▶ _Text_:
Person(id=10, name="Sam", visited_towns=[Town("Atlanta"),
Town("Atlanta"), Town("Atlanta")])
On Wednesday, February 27, 2013 12:59:02 PM UTC-5, Michael Bayer wrote:
>
> I'm not yet digging into your problem, but one remark would be that
> there's two levels to deal with here. One is figuring out exactly what SQL
> you want, independent of SQLAlchemy. It's not clear here if you've gotten
> that part yet. The next part is getting parts of that SQL to route into
> your contains_eager(). We do that second.
>
> So let me know if you know the actual SQL you want to do first; we'd work
> from there. Don't deal with joinedload or contains_eager or any of that
> yet.
>
>
> On Feb 27, 2013, at 2:07 AM, Rob Crowell <[email protected] <javascript:>>
> wrote:
>
> Example code: https://gist.github.com/rcrowell/5045832
>
> I have Person and Town tables, which are joined in a many-to-many fashion
> through a VisitedDestinations table. I want to write a query which will
> return People that have visited either Atlanta or Memphis. I have a
> working example using contains_eager below, but I'm not sure if there is a
> better way...
>
> I am trying to get a Person object for each person that has visited at
> least one of these two cities, and I want to get joined Town objects for
> Atlanta and Memphis. If a person has visited one of these towns more than
> once, I'd like to get back one Town object for each visit (so 3 visits to
> Atlanta produces a visited_towns collection of size three):
>
> class Town(Base):
> __tablename__ = 'towns'
> id = Column('id', Integer, primary_key=True)
> name = Column('name', String(256))
>
> class Person(Base):
> __tablename__ = 'people'
> id = Column('id', Integer, primary_key=True)
> name = Column('name', String(256))
>
> class VisitedDestinations(Base):
> __tablename__ = 'visited_destinations'
> id = Column('id', Integer, primary_key=True)

▶ _Exercise brief_: Give the SQLAlchemy thread again, starting at "On Wednesday, February" and ending at "do that second.", with "remark" changed to "comment".

▶ _Dataset content_:
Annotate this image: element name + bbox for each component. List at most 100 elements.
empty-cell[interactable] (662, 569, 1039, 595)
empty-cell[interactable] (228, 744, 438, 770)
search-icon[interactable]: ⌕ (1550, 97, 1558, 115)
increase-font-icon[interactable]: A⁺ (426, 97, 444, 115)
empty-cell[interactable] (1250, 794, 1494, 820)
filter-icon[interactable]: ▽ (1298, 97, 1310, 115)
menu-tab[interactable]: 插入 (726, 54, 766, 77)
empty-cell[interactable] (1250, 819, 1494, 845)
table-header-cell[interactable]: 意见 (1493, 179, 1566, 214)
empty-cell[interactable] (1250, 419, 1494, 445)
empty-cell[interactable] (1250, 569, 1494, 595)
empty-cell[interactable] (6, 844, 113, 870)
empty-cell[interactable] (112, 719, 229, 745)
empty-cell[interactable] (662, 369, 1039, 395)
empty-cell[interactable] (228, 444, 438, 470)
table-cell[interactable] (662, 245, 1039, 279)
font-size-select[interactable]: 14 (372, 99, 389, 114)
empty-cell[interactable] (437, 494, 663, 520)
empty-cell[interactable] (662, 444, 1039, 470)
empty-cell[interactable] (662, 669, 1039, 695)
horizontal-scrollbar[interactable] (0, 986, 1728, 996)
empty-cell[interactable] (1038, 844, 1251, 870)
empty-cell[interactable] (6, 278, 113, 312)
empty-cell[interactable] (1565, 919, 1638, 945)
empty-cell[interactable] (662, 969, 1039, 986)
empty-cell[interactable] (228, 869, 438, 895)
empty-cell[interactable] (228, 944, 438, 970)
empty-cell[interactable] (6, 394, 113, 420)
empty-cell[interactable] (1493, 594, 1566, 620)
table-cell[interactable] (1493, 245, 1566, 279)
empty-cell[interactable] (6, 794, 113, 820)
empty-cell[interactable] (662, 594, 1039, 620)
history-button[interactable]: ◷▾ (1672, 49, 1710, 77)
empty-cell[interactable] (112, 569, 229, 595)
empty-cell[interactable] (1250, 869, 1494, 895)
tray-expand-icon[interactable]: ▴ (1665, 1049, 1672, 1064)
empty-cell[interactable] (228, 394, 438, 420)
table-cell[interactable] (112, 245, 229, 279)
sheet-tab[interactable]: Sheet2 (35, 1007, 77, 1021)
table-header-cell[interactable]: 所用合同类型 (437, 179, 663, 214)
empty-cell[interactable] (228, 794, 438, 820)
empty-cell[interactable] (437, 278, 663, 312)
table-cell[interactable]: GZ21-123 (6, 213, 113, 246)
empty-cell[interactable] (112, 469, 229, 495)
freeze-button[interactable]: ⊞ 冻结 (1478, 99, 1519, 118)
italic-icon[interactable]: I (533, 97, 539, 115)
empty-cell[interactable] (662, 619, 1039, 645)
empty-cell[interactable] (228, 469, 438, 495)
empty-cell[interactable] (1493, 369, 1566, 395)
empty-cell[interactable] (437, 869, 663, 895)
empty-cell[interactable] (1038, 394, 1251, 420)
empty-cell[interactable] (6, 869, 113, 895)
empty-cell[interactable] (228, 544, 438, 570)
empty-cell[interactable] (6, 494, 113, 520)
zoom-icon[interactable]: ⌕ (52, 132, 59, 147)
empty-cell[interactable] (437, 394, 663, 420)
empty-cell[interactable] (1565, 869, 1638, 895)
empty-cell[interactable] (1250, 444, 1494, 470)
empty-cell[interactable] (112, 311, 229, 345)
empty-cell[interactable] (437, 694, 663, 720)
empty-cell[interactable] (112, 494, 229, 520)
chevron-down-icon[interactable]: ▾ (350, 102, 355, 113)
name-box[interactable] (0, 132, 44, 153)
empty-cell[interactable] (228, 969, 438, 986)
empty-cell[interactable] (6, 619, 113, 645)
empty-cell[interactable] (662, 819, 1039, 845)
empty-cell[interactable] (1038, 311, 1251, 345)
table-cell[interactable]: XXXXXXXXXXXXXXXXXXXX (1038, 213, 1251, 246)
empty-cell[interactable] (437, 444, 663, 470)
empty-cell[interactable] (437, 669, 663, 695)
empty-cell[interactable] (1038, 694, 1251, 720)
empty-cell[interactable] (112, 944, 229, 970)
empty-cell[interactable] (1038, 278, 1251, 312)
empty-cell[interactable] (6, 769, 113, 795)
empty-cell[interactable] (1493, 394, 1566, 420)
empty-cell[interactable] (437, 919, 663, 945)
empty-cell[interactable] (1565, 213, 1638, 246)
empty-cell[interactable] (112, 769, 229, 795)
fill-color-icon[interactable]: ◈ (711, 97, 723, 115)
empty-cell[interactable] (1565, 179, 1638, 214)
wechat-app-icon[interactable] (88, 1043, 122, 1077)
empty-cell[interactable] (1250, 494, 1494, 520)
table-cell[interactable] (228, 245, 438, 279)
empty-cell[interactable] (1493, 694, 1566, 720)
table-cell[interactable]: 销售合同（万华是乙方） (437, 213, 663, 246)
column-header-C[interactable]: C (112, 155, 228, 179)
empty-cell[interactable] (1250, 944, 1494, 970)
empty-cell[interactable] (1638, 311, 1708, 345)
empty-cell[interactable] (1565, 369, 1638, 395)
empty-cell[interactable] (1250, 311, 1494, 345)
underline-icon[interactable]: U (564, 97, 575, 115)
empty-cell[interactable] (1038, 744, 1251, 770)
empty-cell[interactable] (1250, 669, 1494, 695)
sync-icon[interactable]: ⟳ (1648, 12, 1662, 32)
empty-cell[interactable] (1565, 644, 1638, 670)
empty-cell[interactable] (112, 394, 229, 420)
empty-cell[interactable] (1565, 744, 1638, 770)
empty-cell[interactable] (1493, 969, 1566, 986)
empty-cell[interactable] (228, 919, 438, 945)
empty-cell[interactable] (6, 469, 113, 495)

▶ _Completed task_:
On Wednesday, February 27, 2013 12:59:02 PM UTC-5, Michael Bayer wrote:
>
> I'm not yet digging into your problem, but one comment would be that
> there's two levels to deal with here. One is figuring out exactly what SQL
> you want, independent of SQLAlchemy. It's not clear here if you've gotten
> that part yet. The next part is getting parts of that SQL to route into
> your contains_eager(). We do that second.